• _Given task_
Give every row below as a JSON list of strings, one string per line, leaving out any blank lines.

• _Task material_
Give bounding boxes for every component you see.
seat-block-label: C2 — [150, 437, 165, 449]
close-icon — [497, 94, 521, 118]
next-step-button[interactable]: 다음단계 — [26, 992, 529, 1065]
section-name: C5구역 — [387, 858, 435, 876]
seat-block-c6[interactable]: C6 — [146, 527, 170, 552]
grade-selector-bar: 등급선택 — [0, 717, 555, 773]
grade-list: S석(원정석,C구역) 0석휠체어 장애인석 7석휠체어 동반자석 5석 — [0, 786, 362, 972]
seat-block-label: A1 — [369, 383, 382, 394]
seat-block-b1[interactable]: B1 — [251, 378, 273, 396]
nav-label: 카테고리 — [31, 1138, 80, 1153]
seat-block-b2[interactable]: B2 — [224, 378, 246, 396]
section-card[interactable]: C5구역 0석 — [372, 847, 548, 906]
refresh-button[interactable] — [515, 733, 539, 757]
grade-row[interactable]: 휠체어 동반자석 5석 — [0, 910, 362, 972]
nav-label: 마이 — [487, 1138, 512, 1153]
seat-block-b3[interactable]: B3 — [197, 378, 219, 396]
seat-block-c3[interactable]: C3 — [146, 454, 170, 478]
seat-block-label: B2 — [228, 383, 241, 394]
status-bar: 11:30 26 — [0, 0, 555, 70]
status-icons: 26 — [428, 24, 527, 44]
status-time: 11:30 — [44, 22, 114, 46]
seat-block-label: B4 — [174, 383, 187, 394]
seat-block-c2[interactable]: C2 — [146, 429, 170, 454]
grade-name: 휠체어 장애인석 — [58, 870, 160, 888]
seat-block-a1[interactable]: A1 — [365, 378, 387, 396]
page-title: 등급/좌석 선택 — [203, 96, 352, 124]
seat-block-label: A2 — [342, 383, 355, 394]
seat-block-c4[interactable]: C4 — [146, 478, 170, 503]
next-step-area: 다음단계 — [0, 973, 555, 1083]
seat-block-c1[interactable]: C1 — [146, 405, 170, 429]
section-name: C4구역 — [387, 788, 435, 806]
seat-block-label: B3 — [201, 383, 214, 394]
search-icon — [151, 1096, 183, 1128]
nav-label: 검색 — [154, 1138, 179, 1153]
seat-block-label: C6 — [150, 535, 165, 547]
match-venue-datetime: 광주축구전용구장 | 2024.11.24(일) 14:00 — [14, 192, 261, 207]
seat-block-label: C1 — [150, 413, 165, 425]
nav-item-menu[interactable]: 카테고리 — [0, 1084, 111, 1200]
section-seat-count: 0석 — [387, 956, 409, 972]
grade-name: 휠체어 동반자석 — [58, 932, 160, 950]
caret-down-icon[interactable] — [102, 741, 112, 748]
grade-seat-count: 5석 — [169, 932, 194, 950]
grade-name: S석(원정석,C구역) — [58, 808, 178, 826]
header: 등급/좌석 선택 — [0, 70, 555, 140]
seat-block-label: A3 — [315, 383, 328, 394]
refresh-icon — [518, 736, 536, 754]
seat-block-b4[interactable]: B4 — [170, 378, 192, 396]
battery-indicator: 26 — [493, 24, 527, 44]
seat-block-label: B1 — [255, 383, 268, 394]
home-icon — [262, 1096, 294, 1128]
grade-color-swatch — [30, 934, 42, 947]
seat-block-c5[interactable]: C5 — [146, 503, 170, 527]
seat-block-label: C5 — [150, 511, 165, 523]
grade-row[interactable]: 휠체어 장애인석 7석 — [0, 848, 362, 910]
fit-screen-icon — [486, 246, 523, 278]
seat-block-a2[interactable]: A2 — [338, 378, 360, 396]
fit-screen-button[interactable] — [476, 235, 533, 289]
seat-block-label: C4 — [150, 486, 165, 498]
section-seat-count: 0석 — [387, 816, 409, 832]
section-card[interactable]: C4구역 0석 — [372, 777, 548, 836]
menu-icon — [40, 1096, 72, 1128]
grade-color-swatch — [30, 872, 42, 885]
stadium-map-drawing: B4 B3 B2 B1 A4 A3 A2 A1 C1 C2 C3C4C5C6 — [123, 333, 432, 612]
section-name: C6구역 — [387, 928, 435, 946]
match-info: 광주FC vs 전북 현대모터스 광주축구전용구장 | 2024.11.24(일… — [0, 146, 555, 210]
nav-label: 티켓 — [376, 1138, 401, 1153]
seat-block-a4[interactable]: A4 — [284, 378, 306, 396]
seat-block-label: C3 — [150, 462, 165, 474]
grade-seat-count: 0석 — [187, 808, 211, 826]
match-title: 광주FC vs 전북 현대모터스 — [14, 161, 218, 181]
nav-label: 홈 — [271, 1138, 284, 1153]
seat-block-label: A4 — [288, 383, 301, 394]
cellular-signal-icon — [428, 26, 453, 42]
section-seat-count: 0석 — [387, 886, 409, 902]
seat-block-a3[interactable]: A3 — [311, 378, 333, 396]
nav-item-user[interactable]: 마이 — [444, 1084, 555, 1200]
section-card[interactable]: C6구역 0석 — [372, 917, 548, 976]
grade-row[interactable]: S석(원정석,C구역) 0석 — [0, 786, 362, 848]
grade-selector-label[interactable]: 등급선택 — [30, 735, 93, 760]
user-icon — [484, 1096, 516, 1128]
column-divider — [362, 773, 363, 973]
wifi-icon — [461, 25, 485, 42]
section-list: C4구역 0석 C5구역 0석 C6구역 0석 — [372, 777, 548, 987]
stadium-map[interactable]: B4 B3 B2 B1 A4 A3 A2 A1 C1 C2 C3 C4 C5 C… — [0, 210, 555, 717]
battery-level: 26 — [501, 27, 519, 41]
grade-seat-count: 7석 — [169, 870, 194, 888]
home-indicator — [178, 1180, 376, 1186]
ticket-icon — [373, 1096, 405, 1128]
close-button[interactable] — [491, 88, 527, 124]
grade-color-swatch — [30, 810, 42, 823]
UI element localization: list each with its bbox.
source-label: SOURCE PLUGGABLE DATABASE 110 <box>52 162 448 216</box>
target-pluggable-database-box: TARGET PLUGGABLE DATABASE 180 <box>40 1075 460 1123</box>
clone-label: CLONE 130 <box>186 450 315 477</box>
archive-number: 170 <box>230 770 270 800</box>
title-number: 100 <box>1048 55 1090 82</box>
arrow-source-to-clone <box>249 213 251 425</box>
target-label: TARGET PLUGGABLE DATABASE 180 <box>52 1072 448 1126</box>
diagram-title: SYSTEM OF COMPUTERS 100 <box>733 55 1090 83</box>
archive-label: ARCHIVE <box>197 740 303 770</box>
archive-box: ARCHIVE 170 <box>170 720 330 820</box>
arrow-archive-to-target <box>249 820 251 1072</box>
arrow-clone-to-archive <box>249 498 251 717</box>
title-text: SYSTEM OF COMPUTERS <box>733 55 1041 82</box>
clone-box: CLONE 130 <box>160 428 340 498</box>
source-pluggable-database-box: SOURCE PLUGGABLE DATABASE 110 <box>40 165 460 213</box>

• _Written reply_
[
  "Give bounding boxes for every component you see.",
  "seat-block-label: C2 — [150, 437, 165, 449]",
  "close-icon — [497, 94, 521, 118]",
  "next-step-button[interactable]: 다음단계 — [26, 992, 529, 1065]",
  "section-name: C5구역 — [387, 858, 435, 876]",
  "seat-block-c6[interactable]: C6 — [146, 527, 170, 552]",
  "grade-selector-bar: 등급선택 — [0, 717, 555, 773]",
  "grade-list: S석(원정석,C구역) 0석휠체어 장애인석 7석휠체어 동반자석 5석 — [0, 786, 362, 972]",
  "seat-block-label: A1 — [369, 383, 382, 394]",
  "seat-block-b1[interactable]: B1 — [251, 378, 273, 396]",
  "nav-label: 카테고리 — [31, 1138, 80, 1153]",
  "seat-block-b2[interactable]: B2 — [224, 378, 246, 396]",
  "section-card[interactable]: C5구역 0석 — [372, 847, 548, 906]",
  "refresh-button[interactable] — [515, 733, 539, 757]",
  "grade-row[interactable]: 휠체어 동반자석 5석 — [0, 910, 362, 972]",
  "nav-label: 마이 — [487, 1138, 512, 1153]",
  "seat-block-b3[interactable]: B3 — [197, 378, 219, 396]",
  "seat-block-c3[interactable]: C3 — [146, 454, 170, 478]",
  "seat-block-label: B2 — [228, 383, 241, 394]",
  "status-bar: 11:30 26 — [0, 0, 555, 70]",
  "status-icons: 26 — [428, 24, 527, 44]",
  "status-time: 11:30 — [44, 22, 114, 46]",
  "seat-block-label: B4 — [174, 383, 187, 394]",
  "seat-block-c2[interactable]: C2 — [146, 429, 170, 454]",
  "grade-name: 휠체어 장애인석 — [58, 870, 160, 888]",
  "seat-block-a1[interactable]: A1 — [365, 378, 387, 396]",
  "page-title: 등급/좌석 선택 — [203, 96, 352, 124]",
  "seat-block-label: A2 — [342, 383, 355, 394]",
  "seat-block-c4[interactable]: C4 — [146, 478, 170, 503]",
  "next-step-area: 다음단계 — [0, 973, 555, 1083]",
  "seat-block-c1[interactable]: C1 — [146, 405, 170, 429]",
  "section-name: C4구역 — [387, 788, 435, 806]",
  "seat-block-label: B3 — [201, 383, 214, 394]",
  "search-icon — [151, 1096, 183, 1128]",
  "nav-label: 검색 — [154, 1138, 179, 1153]",
  "seat-block-label: C6 — [150, 535, 165, 547]",
  "match-venue-datetime: 광주축구전용구장 | 2024.11.24(일) 14:00 — [14, 192, 261, 207]",
  "seat-block-label: C1 — [150, 413, 165, 425]",
  "nav-item-menu[interactable]: 카테고리 — [0, 1084, 111, 1200]",
  "section-seat-count: 0석 — [387, 956, 409, 972]",
  "grade-name: 휠체어 동반자석 — [58, 932, 160, 950]",
  "caret-down-icon[interactable] — [102, 741, 112, 748]",
  "grade-seat-count: 5석 — [169, 932, 194, 950]",
  "grade-name: S석(원정석,C구역) — [58, 808, 178, 826]",
  "header: 등급/좌석 선택 — [0, 70, 555, 140]",
  "seat-block-label: A3 — [315, 383, 328, 394]",
  "refresh-icon — [518, 736, 536, 754]",
  "seat-block-b4[interactable]: B4 — [170, 378, 192, 396]",
  "battery-indicator: 26 — [493, 24, 527, 44]",
  "seat-block-label: B1 — [255, 383, 268, 394]",
  "home-icon — [262, 1096, 294, 1128]",
  "grade-color-swatch — [30, 934, 42, 947]",
  "seat-block-c5[interactable]: C5 — [146, 503, 170, 527]",
  "seat-block-label: C5 — [150, 511, 165, 523]",
  "grade-row[interactable]: 휠체어 장애인석 7석 — [0, 848, 362, 910]",
  "fit-screen-icon — [486, 246, 523, 278]",
  "seat-block-a2[interactable]: A2 — [338, 378, 360, 396]",
  "fit-screen-button[interactable] — [476, 235, 533, 289]",
  "seat-block-label: C4 — [150, 486, 165, 498]",
  "section-seat-count: 0석 — [387, 816, 409, 832]",
  "section-card[interactable]: C4구역 0석 — [372, 777, 548, 836]",
  "menu-icon — [40, 1096, 72, 1128]",
  "grade-color-swatch — [30, 872, 42, 885]",
  "stadium-map-drawing: B4 B3 B2 B1 A4 A3 A2 A1 C1 C2 C3C4C5C6 — [123, 333, 432, 612]",
  "section-name: C6구역 — [387, 928, 435, 946]",
  "match-info: 광주FC vs 전북 현대모터스 광주축구전용구장 | 2024.11.24(일… — [0, 146, 555, 210]",
  "nav-label: 티켓 — [376, 1138, 401, 1153]",
  "seat-block-a4[interactable]: A4 — [284, 378, 306, 396]",
  "seat-block-label: C3 — [150, 462, 165, 474]",
  "grade-seat-count: 0석 — [187, 808, 211, 826]",
  "match-title: 광주FC vs 전북 현대모터스 — [14, 161, 218, 181]",
  "nav-label: 홈 — [271, 1138, 284, 1153]",
  "seat-block-label: A4 — [288, 383, 301, 394]",
  "cellular-signal-icon — [428, 26, 453, 42]",
  "section-seat-count: 0석 — [387, 886, 409, 902]",
  "seat-block-a3[interactable]: A3 — [311, 378, 333, 396]",
  "nav-item-user[interactable]: 마이 — [444, 1084, 555, 1200]",
  "section-card[interactable]: C6구역 0석 — [372, 917, 548, 976]",
  "grade-row[interactable]: S석(원정석,C구역) 0석 — [0, 786, 362, 848]",
  "grade-selector-label[interactable]: 등급선택 — [30, 735, 93, 760]",
  "user-icon — [484, 1096, 516, 1128]",
  "column-divider — [362, 773, 363, 973]",
  "wifi-icon — [461, 25, 485, 42]",
  "section-list: C4구역 0석 C5구역 0석 C6구역 0석 — [372, 777, 548, 987]",
  "stadium-map[interactable]: B4 B3 B2 B1 A4 A3 A2 A1 C1 C2 C3 C4 C5 C… — [0, 210, 555, 717]",
  "battery-level: 26 — [501, 27, 519, 41]",
  "grade-seat-count: 7석 — [169, 870, 194, 888]",
  "home-indicator — [178, 1180, 376, 1186]",
  "ticket-icon — [373, 1096, 405, 1128]",
  "close-button[interactable] — [491, 88, 527, 124]",
  "grade-color-swatch — [30, 810, 42, 823]",
  "UI element localization: list each with its bbox.",
  "source-label: SOURCE PLUGGABLE DATABASE 110 <box>52 162 448 216</box>",
  "target-pluggable-database-box: TARGET PLUGGABLE DATABASE 180 <box>40 1075 460 1123</box>",
  "clone-label: CLONE 130 <box>186 450 315 477</box>",
  "archive-number: 170 <box>230 770 270 800</box>",
  "title-number: 100 <box>1048 55 1090 82</box>",
  "arrow-source-to-clone <box>249 213 251 425</box>",
  "target-label: TARGET PLUGGABLE DATABASE 180 <box>52 1072 448 1126</box>",
  "diagram-title: SYSTEM OF COMPUTERS 100 <box>733 55 1090 83</box>",
  "archive-label: ARCHIVE <box>197 740 303 770</box>",
  "archive-box: ARCHIVE 170 <box>170 720 330 820</box>",
  "arrow-archive-to-target <box>249 820 251 1072</box>",
  "arrow-clone-to-archive <box>249 498 251 717</box>",
  "title-text: SYSTEM OF COMPUTERS <box>733 55 1041 82</box>",
  "clone-box: CLONE 130 <box>160 428 340 498</box>",
  "source-pluggable-database-box: SOURCE PLUGGABLE DATABASE 110 <box>40 165 460 213</box>"
]